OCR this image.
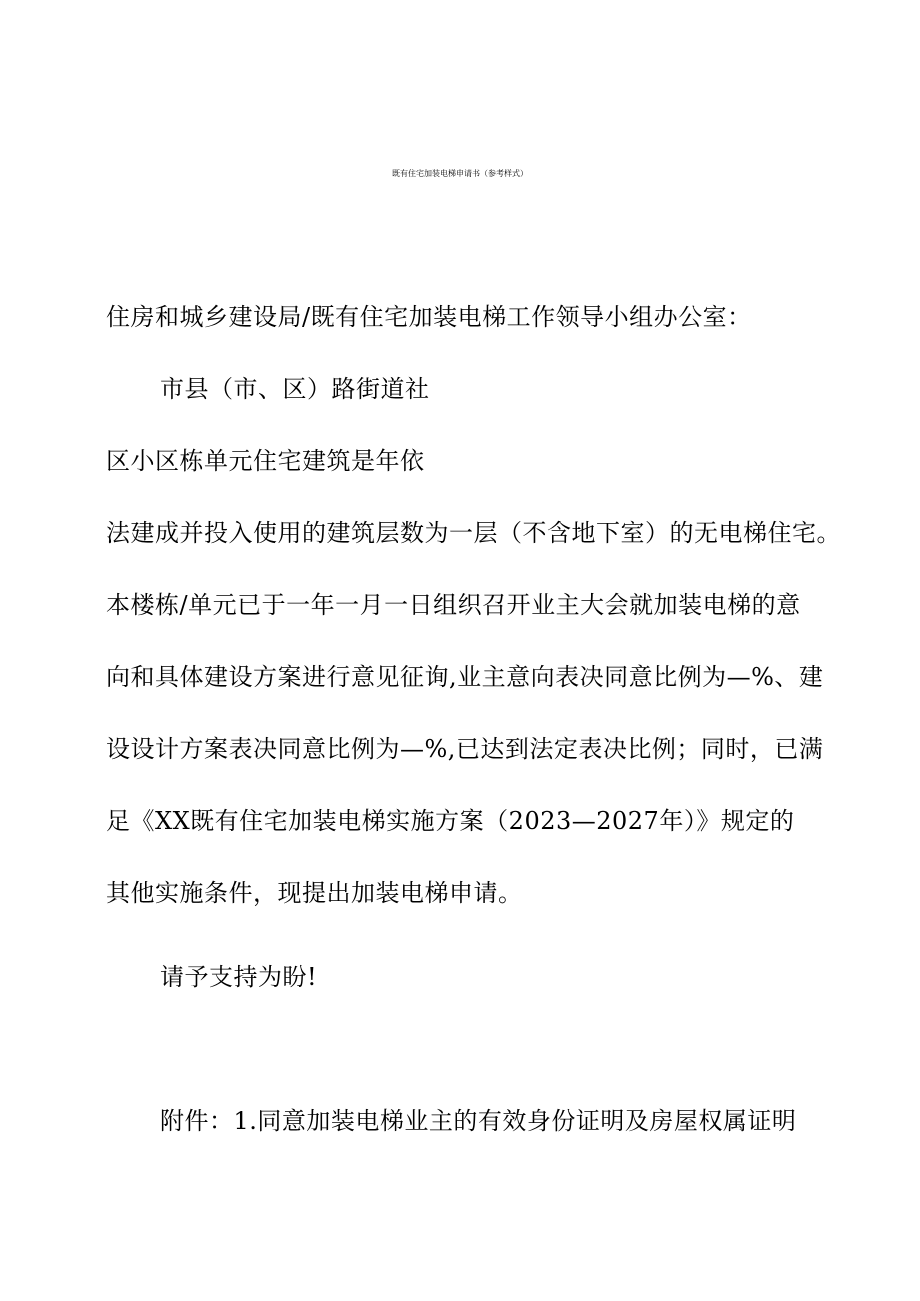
既有住宅加装电梯申请书（参考样式）
住房和城乡建设局/既有住宅加装电梯工作领导小组办公室：
市县（市、区）路街道社
区小区栋单元住宅建筑是年依
法建成并投入使用的建筑层数为一层（不含地下室）的无电梯住宅。
本楼栋/单元已于一年一月一日组织召开业主大会就加装电梯的意
向和具体建设方案进行意见征询,业主意向表决同意比例为—%、建
设设计方案表决同意比例为—%,已达到法定表决比例；同时，已满
足《XX既有住宅加装电梯实施方案（2023—2027年）》规定的
其他实施条件，现提出加装电梯申请。
请予支持为盼!
附件：1.同意加装电梯业主的有效身份证明及房屋权属证明
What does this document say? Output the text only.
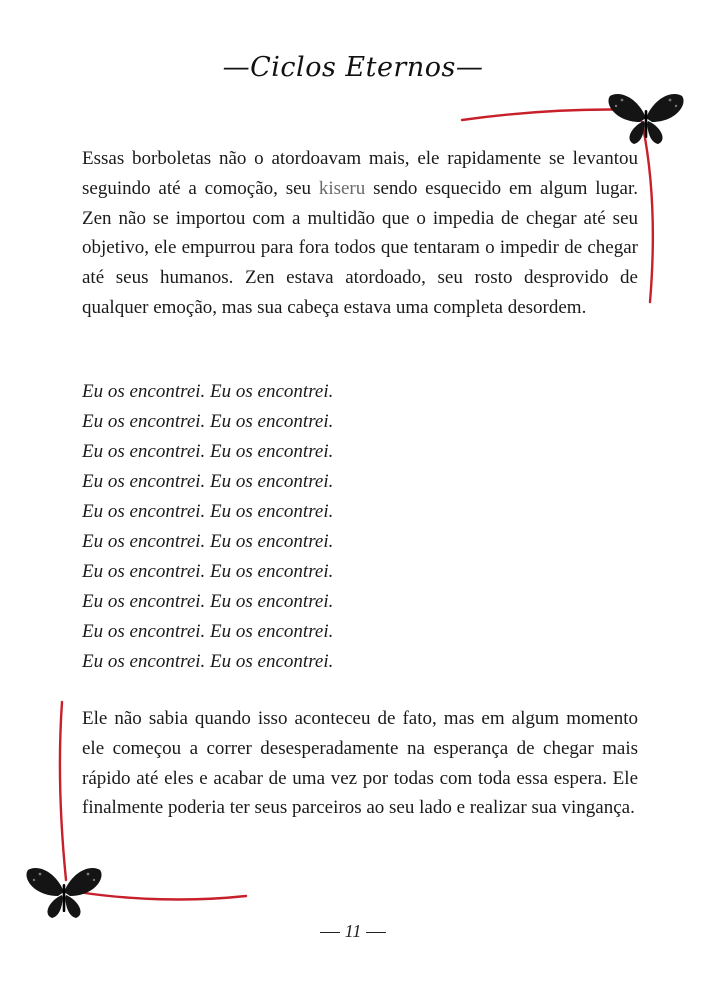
—Ciclos Eternos—

Essas borboletas não o atordoavam mais, ele rapidamente se levantou seguindo até a comoção, seu kiseru sendo esquecido em algum lugar. Zen não se importou com a multidão que o impedia de chegar até seu objetivo, ele empurrou para fora todos que tentaram o impedir de chegar até seus humanos. Zen estava atordoado, seu rosto desprovido de qualquer emoção, mas sua cabeça estava uma completa desordem.

Eu os encontrei. Eu os encontrei.
Eu os encontrei. Eu os encontrei.
Eu os encontrei. Eu os encontrei.
Eu os encontrei. Eu os encontrei.
Eu os encontrei. Eu os encontrei.
Eu os encontrei. Eu os encontrei.
Eu os encontrei. Eu os encontrei.
Eu os encontrei. Eu os encontrei.
Eu os encontrei. Eu os encontrei.
Eu os encontrei. Eu os encontrei.

Ele não sabia quando isso aconteceu de fato, mas em algum momento ele começou a correr desesperadamente na esperança de chegar mais rápido até eles e acabar de uma vez por todas com toda essa espera. Ele finalmente poderia ter seus parceiros ao seu lado e realizar sua vingança.

11
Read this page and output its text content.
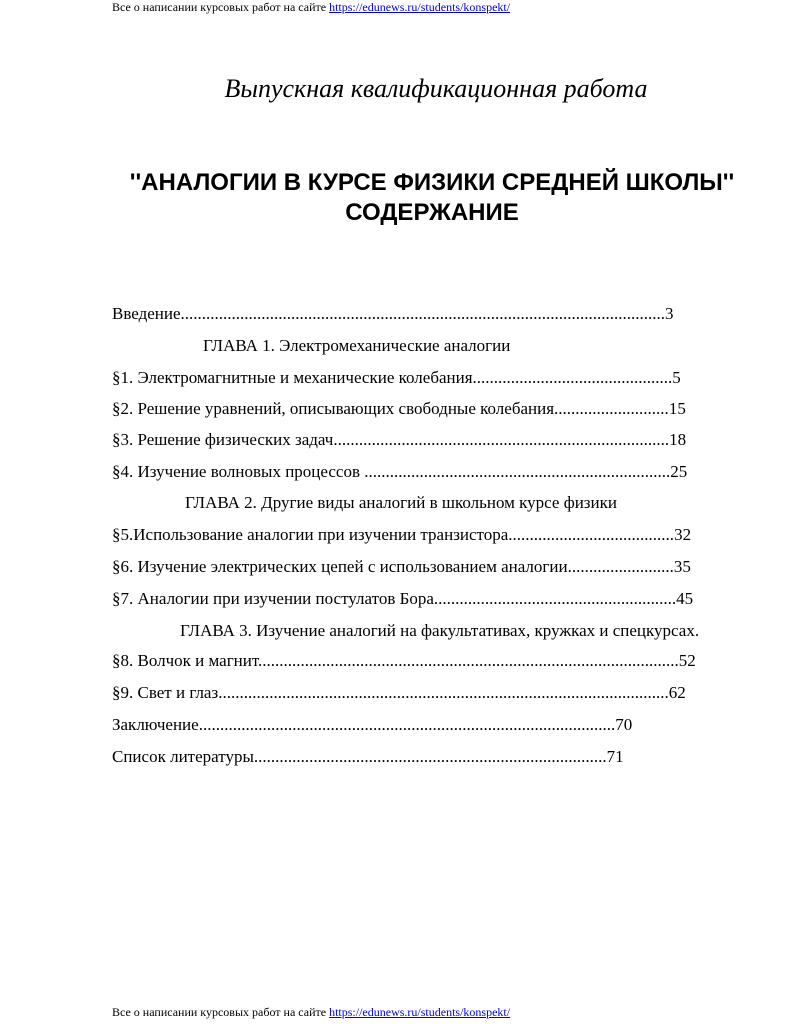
Все о написании курсовых работ на сайте https://edunews.ru/students/konspekt/
Выпускная квалификационная работа
''АНАЛОГИИ В КУРСЕ ФИЗИКИ СРЕДНЕЙ ШКОЛЫ''
СОДЕРЖАНИЕ
Введение..................................................................................................................3
ГЛАВА 1. Электромеханические аналогии
§1. Электромагнитные и механические колебания...............................................5
§2. Решение уравнений, описывающих свободные колебания...........................15
§3. Решение физических задач...............................................................................18
§4. Изучение волновых процессов ........................................................................25
ГЛАВА 2. Другие виды аналогий в школьном курсе физики
§5.Использование аналогии при изучении транзистора.......................................32
§6. Изучение электрических цепей с использованием аналогии.........................35
§7. Аналогии при изучении постулатов Бора.........................................................45
ГЛАВА 3. Изучение аналогий на факультативах, кружках и спецкурсах.
§8. Волчок и магнит...................................................................................................52
§9. Свет и глаз..........................................................................................................62
Заключение..................................................................................................70
Список литературы...................................................................................71
Все о написании курсовых работ на сайте https://edunews.ru/students/konspekt/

........

▸ SHORT PROBLEM: Find the string "колебания" in the records, then copy each line where it occurs.

▸ EXERCISE RESPONSE:
§1. Электромагнитные и механические колебания...............................................5
§2. Решение уравнений, описывающих свободные колебания...........................15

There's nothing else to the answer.